Data items
————————

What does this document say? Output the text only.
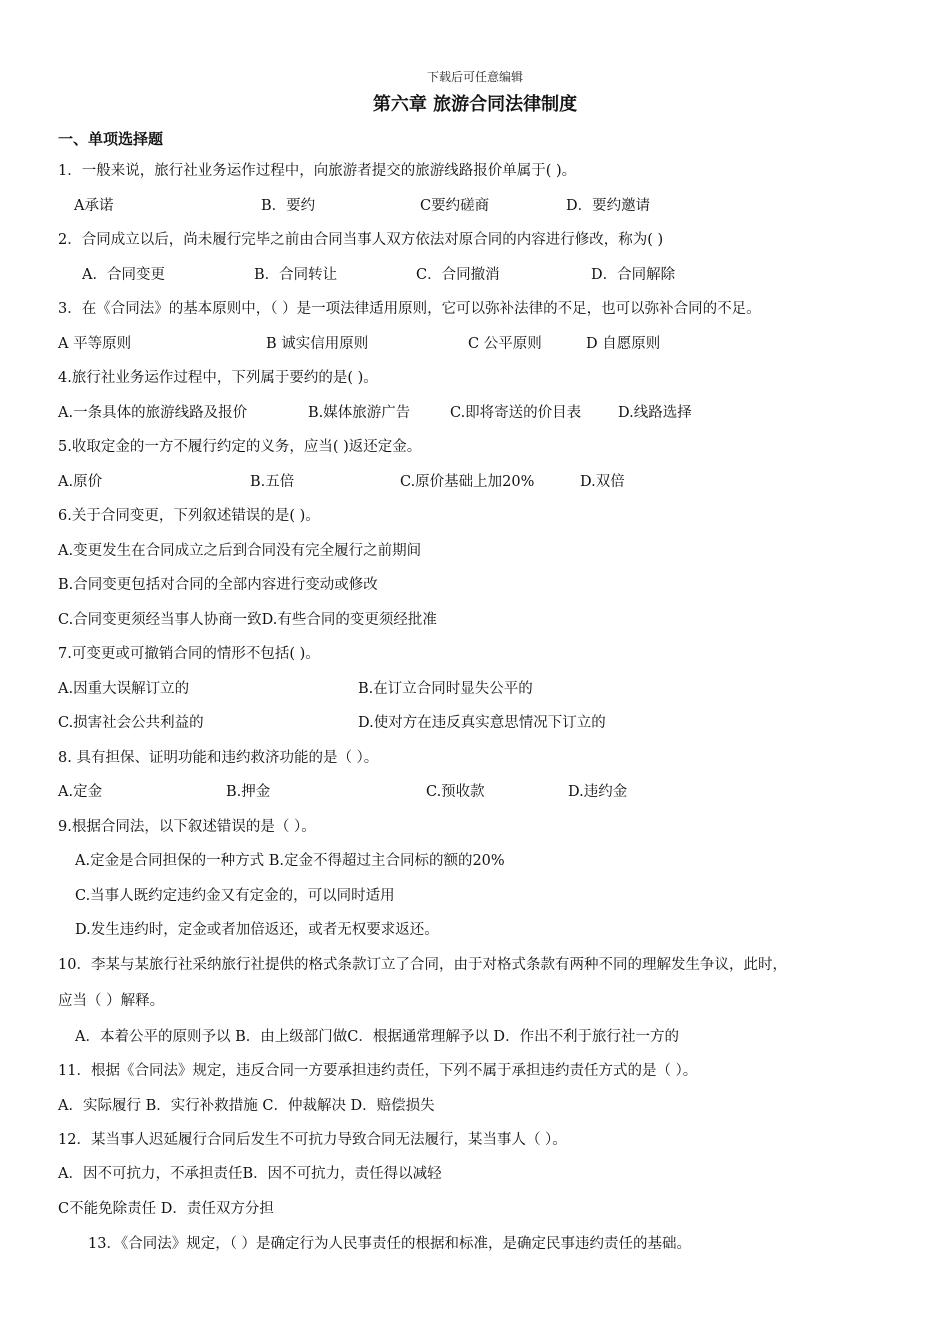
下载后可任意编辑
第六章 旅游合同法律制度
一、单项选择题
1．一般来说，旅行社业务运作过程中，向旅游者提交的旅游线路报价单属于( )。
A承诺	B．要约	C要约磋商	D．要约邀请
2．合同成立以后，尚未履行完毕之前由合同当事人双方依法对原合同的内容进行修改，称为( )
A．合同变更	B．合同转让	C．合同撤消	D．合同解除
3．在《合同法》的基本原则中，（ ）是一项法律适用原则，它可以弥补法律的不足，也可以弥补合同的不足。
A 平等原则	B 诚实信用原则	C 公平原则	D 自愿原则
4.旅行社业务运作过程中，下列属于要约的是( )。
A.一条具体的旅游线路及报价	B.媒体旅游广告	C.即将寄送的价目表	D.线路选择
5.收取定金的一方不履行约定的义务，应当( )返还定金。
A.原价	B.五倍	C.原价基础上加20%	D.双倍
6.关于合同变更，下列叙述错误的是( )。
A.变更发生在合同成立之后到合同没有完全履行之前期间
B.合同变更包括对合同的全部内容进行变动或修改
C.合同变更须经当事人协商一致D.有些合同的变更须经批准
7.可变更或可撤销合同的情形不包括( )。
A.因重大误解订立的	B.在订立合同时显失公平的
C.损害社会公共利益的	D.使对方在违反真实意思情况下订立的
8. 具有担保、证明功能和违约救济功能的是（ ）。
A.定金	B.押金	C.预收款	D.违约金
9.根据合同法，以下叙述错误的是（ ）。
A.定金是合同担保的一种方式 B.定金不得超过主合同标的额的20%
C.当事人既约定违约金又有定金的，可以同时适用
D.发生违约时，定金或者加倍返还，或者无权要求返还。
10．李某与某旅行社采纳旅行社提供的格式条款订立了合同，由于对格式条款有两种不同的理解发生争议，此时，
应当（ ）解释。
A．本着公平的原则予以 B．由上级部门做C．根据通常理解予以 D．作出不利于旅行社一方的
11．根据《合同法》规定，违反合同一方要承担违约责任，下列不属于承担违约责任方式的是（ ）。
A．实际履行 B．实行补救措施 C．仲裁解决 D．赔偿损失
12．某当事人迟延履行合同后发生不可抗力导致合同无法履行，某当事人（ ）。
A．因不可抗力，不承担责任B．因不可抗力，责任得以减轻
C不能免除责任 D．责任双方分担
13．《合同法》规定，（ ）是确定行为人民事责任的根据和标准，是确定民事违约责任的基础。
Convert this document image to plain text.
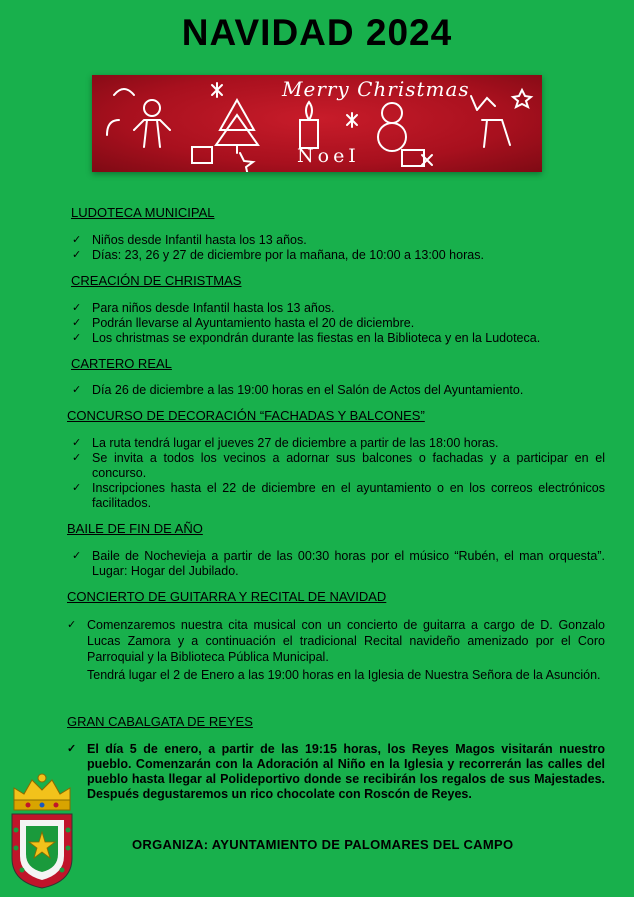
NAVIDAD 2024
Merry Christmas
NoeI
LUDOTECA MUNICIPAL
✓ Niños desde Infantil hasta los 13 años.
✓ Días: 23, 26 y 27 de diciembre por la mañana, de 10:00 a 13:00 horas.
CREACIÓN DE CHRISTMAS
✓ Para niños desde Infantil hasta los 13 años.
✓ Podrán llevarse al Ayuntamiento hasta el 20 de diciembre.
✓ Los christmas se expondrán durante las fiestas en la Biblioteca y en la Ludoteca.
CARTERO REAL
✓ Día 26 de diciembre a las 19:00 horas en el Salón de Actos del Ayuntamiento.
CONCURSO DE DECORACIÓN “FACHADAS Y BALCONES”
✓ La ruta tendrá lugar el jueves 27 de diciembre a partir de las 18:00 horas.
✓ Se invita a todos los vecinos a adornar sus balcones o fachadas y a participar en el concurso.
✓ Inscripciones hasta el 22 de diciembre en el ayuntamiento o en los correos electrónicos facilitados.
BAILE DE FIN DE AÑO
✓ Baile de Nochevieja a partir de las 00:30 horas por el músico “Rubén, el man orquesta”. Lugar: Hogar del Jubilado.
CONCIERTO DE GUITARRA Y RECITAL DE NAVIDAD
✓ Comenzaremos nuestra cita musical con un concierto de guitarra a cargo de D. Gonzalo Lucas Zamora y a continuación el tradicional Recital navideño amenizado por el Coro Parroquial y la Biblioteca Pública Municipal.
Tendrá lugar el 2 de Enero a las 19:00 horas en la Iglesia de Nuestra Señora de la Asunción.
GRAN CABALGATA DE REYES
✓ El día 5 de enero, a partir de las 19:15 horas, los Reyes Magos visitarán nuestro pueblo. Comenzarán con la Adoración al Niño en la Iglesia y recorrerán las calles del pueblo hasta llegar al Polideportivo donde se recibirán los regalos de sus Majestades. Después degustaremos un rico chocolate con Roscón de Reyes.
ORGANIZA: AYUNTAMIENTO DE PALOMARES DEL CAMPO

————————

▶ _TASK_: Count the lines of the data that contain the string "this", and reply with that number alone.

▶ _EXERCISE SOLUTION_: 2